◆ GIVEN INFORMATION:
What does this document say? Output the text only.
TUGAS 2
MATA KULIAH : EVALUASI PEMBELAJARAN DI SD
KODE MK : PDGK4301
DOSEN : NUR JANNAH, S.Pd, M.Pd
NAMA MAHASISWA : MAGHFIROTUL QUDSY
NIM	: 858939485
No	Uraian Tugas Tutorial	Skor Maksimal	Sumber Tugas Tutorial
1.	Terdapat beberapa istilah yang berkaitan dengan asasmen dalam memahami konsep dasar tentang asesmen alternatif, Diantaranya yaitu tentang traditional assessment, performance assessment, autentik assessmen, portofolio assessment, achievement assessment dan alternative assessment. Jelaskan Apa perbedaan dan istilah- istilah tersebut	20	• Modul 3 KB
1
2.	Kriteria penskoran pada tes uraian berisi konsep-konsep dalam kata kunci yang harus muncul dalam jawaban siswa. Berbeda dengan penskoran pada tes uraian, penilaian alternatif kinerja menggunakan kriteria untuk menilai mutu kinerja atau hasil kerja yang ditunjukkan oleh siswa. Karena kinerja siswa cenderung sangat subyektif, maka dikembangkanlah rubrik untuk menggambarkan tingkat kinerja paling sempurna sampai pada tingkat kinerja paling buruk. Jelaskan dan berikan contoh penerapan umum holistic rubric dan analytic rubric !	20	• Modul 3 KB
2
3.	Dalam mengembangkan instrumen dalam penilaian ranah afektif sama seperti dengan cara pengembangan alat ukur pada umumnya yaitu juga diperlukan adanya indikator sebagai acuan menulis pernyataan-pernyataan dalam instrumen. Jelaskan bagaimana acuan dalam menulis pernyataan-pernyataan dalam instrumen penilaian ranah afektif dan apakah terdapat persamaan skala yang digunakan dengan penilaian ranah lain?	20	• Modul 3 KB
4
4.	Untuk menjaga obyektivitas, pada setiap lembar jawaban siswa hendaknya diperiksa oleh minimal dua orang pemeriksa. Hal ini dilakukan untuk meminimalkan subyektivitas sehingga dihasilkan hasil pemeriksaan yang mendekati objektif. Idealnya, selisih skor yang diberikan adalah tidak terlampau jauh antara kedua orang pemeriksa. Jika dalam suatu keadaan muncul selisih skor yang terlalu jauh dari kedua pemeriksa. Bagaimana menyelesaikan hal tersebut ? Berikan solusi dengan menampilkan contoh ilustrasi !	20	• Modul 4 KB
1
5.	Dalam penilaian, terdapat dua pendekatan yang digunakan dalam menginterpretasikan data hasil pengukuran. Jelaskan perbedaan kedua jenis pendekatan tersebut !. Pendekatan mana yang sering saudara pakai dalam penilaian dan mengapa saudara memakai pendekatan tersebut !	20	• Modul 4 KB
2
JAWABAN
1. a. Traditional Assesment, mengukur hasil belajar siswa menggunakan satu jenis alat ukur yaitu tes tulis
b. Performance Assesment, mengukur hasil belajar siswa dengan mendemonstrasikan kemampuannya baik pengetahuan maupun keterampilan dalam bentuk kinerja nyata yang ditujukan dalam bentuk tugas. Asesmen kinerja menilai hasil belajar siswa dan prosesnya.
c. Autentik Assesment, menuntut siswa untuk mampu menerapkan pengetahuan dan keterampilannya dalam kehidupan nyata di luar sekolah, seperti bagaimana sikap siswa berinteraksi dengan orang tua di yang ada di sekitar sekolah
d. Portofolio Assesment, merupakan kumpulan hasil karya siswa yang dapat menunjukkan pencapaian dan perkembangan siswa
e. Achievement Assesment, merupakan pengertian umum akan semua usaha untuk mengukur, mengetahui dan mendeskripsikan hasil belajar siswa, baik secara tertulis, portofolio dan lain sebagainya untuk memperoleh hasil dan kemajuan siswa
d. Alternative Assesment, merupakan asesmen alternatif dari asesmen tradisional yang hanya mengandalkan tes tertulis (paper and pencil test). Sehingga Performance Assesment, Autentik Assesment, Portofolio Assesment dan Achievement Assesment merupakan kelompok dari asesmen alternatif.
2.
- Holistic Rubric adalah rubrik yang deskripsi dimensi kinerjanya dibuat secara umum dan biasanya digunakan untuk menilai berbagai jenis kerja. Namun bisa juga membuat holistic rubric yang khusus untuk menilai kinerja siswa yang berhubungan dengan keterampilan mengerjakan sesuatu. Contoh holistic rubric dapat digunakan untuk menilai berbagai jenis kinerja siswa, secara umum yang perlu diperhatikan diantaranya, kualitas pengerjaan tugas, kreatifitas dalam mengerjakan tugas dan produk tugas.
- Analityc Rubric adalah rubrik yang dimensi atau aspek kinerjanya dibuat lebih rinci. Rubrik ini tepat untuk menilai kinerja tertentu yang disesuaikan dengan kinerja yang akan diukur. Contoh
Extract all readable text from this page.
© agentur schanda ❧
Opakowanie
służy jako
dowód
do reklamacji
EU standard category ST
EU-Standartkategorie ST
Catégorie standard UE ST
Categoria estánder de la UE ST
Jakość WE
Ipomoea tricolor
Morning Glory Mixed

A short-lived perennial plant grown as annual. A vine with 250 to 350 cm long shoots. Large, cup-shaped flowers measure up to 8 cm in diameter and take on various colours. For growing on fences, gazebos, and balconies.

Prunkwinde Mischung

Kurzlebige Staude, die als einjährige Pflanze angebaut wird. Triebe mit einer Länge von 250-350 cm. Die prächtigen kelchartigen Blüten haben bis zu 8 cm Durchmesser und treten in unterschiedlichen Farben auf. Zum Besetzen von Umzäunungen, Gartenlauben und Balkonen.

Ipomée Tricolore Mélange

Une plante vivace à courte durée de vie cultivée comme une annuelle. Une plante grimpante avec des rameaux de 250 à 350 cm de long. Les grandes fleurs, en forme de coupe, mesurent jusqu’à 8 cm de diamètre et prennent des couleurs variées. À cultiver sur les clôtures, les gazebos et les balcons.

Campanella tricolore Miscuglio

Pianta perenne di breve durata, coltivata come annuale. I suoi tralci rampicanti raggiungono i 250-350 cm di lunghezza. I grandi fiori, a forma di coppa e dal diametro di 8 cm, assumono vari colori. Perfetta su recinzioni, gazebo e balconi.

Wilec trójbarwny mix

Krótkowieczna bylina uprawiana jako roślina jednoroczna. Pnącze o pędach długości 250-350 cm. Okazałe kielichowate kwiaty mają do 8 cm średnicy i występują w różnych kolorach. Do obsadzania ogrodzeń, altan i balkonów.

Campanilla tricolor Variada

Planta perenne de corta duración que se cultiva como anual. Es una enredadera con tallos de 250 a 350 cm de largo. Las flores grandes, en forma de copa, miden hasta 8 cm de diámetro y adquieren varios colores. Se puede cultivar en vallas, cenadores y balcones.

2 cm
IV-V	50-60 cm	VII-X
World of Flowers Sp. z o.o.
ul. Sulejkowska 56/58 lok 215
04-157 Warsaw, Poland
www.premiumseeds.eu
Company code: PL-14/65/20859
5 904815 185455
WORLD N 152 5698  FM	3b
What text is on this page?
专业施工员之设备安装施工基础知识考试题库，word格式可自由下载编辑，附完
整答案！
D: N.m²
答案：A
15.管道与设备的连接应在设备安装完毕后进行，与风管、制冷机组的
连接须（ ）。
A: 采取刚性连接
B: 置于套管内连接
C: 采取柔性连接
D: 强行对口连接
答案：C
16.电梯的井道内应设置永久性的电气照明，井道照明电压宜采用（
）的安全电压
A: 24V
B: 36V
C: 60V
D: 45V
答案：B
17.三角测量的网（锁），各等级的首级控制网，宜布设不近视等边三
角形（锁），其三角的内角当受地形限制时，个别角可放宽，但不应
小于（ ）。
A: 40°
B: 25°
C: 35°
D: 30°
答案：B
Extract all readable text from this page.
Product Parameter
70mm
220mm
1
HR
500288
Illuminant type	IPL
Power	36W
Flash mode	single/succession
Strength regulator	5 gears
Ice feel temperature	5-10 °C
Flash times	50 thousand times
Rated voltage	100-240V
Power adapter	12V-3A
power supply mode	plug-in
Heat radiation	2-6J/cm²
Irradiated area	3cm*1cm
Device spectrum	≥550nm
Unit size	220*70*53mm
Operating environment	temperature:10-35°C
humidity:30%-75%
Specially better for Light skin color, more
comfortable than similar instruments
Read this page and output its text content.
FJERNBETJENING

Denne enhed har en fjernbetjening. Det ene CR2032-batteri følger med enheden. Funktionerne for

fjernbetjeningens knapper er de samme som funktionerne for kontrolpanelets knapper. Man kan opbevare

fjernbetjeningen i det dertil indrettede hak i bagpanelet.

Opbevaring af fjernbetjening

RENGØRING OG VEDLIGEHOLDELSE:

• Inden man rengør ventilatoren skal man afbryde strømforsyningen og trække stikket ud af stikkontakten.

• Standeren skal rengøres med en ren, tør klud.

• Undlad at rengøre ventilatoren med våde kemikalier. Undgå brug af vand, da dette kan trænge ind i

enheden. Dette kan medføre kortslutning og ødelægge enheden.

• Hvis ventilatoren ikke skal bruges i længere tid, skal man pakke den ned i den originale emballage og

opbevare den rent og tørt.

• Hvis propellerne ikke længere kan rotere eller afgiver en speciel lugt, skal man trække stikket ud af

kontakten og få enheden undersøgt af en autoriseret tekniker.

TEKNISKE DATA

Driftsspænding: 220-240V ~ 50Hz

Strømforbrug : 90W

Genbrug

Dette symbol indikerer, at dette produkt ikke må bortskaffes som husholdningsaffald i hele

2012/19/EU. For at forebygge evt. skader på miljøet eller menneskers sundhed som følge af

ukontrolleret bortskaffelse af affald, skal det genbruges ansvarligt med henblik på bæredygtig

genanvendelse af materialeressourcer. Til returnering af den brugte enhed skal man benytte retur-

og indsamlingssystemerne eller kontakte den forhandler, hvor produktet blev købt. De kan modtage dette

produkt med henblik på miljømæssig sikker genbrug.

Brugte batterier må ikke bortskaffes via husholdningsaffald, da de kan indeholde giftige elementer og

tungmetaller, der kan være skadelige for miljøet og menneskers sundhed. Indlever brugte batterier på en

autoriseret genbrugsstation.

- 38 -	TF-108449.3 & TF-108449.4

◆ EXERCISE:
Scan the listing above for the word "ventilatoren" and copy every line that holds it.

◆ EXERCISE RESULT:
• Inden man rengør ventilatoren skal man afbryde strømforsyningen og trække stikket ud af stikkontakten.
• Undlad at rengøre ventilatoren med våde kemikalier. Undgå brug af vand, da dette kan trænge ind i
• Hvis ventilatoren ikke skal bruges i længere tid, skal man pakke den ned i den originale emballage og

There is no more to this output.